#### Information supplied:

________________________

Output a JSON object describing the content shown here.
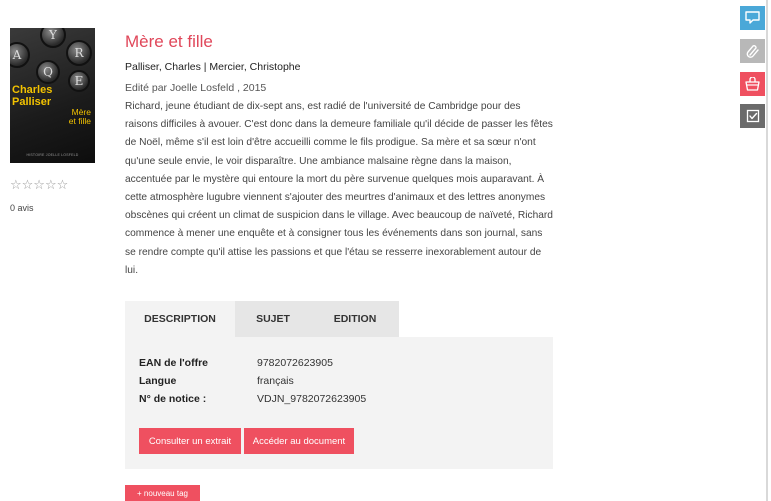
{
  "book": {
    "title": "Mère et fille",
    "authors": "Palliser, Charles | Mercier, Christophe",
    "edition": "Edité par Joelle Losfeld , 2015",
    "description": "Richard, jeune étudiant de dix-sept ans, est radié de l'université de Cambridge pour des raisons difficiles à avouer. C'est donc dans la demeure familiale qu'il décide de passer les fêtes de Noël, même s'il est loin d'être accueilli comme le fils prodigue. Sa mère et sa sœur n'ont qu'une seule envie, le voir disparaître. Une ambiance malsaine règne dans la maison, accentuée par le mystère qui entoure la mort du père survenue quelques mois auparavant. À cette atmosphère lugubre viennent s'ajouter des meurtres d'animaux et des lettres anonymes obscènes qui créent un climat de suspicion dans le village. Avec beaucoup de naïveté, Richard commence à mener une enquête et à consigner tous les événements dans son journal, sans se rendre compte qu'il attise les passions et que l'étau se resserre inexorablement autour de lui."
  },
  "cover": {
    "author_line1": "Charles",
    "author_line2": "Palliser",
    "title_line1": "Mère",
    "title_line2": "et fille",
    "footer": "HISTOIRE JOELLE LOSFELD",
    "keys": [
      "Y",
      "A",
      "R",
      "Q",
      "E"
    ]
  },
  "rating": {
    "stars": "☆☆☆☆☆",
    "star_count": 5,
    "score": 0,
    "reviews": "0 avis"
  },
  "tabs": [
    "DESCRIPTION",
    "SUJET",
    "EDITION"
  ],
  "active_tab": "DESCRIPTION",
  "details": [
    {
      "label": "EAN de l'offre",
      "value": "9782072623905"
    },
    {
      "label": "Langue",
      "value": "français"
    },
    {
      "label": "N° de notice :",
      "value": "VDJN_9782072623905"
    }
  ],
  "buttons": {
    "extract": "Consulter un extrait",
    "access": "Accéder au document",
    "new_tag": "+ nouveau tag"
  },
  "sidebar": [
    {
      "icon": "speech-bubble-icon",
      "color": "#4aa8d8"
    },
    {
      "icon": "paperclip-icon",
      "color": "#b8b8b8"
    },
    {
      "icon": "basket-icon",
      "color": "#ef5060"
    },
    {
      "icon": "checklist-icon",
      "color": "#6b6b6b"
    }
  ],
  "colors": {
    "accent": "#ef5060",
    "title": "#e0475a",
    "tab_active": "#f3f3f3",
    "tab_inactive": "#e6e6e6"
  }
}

________________________

#### Written problem:
Print the listing above in full, exactly as written. Omit any pictures.

#### Correct output:
Output a JSON object describing the content shown here.
{
  "book": {
    "title": "Mère et fille",
    "authors": "Palliser, Charles | Mercier, Christophe",
    "edition": "Edité par Joelle Losfeld , 2015",
    "description": "Richard, jeune étudiant de dix-sept ans, est radié de l'université de Cambridge pour des raisons difficiles à avouer. C'est donc dans la demeure familiale qu'il décide de passer les fêtes de Noël, même s'il est loin d'être accueilli comme le fils prodigue. Sa mère et sa sœur n'ont qu'une seule envie, le voir disparaître. Une ambiance malsaine règne dans la maison, accentuée par le mystère qui entoure la mort du père survenue quelques mois auparavant. À cette atmosphère lugubre viennent s'ajouter des meurtres d'animaux et des lettres anonymes obscènes qui créent un climat de suspicion dans le village. Avec beaucoup de naïveté, Richard commence à mener une enquête et à consigner tous les événements dans son journal, sans se rendre compte qu'il attise les passions et que l'étau se resserre inexorablement autour de lui."
  },
  "cover": {
    "author_line1": "Charles",
    "author_line2": "Palliser",
    "title_line1": "Mère",
    "title_line2": "et fille",
    "footer": "HISTOIRE JOELLE LOSFELD",
    "keys": [
      "Y",
      "A",
      "R",
      "Q",
      "E"
    ]
  },
  "rating": {
    "stars": "☆☆☆☆☆",
    "star_count": 5,
    "score": 0,
    "reviews": "0 avis"
  },
  "tabs": [
    "DESCRIPTION",
    "SUJET",
    "EDITION"
  ],
  "active_tab": "DESCRIPTION",
  "details": [
    {
      "label": "EAN de l'offre",
      "value": "9782072623905"
    },
    {
      "label": "Langue",
      "value": "français"
    },
    {
      "label": "N° de notice :",
      "value": "VDJN_9782072623905"
    }
  ],
  "buttons": {
    "extract": "Consulter un extrait",
    "access": "Accéder au document",
    "new_tag": "+ nouveau tag"
  },
  "sidebar": [
    {
      "icon": "speech-bubble-icon",
      "color": "#4aa8d8"
    },
    {
      "icon": "paperclip-icon",
      "color": "#b8b8b8"
    },
    {
      "icon": "basket-icon",
      "color": "#ef5060"
    },
    {
      "icon": "checklist-icon",
      "color": "#6b6b6b"
    }
  ],
  "colors": {
    "accent": "#ef5060",
    "title": "#e0475a",
    "tab_active": "#f3f3f3",
    "tab_inactive": "#e6e6e6"
  }
}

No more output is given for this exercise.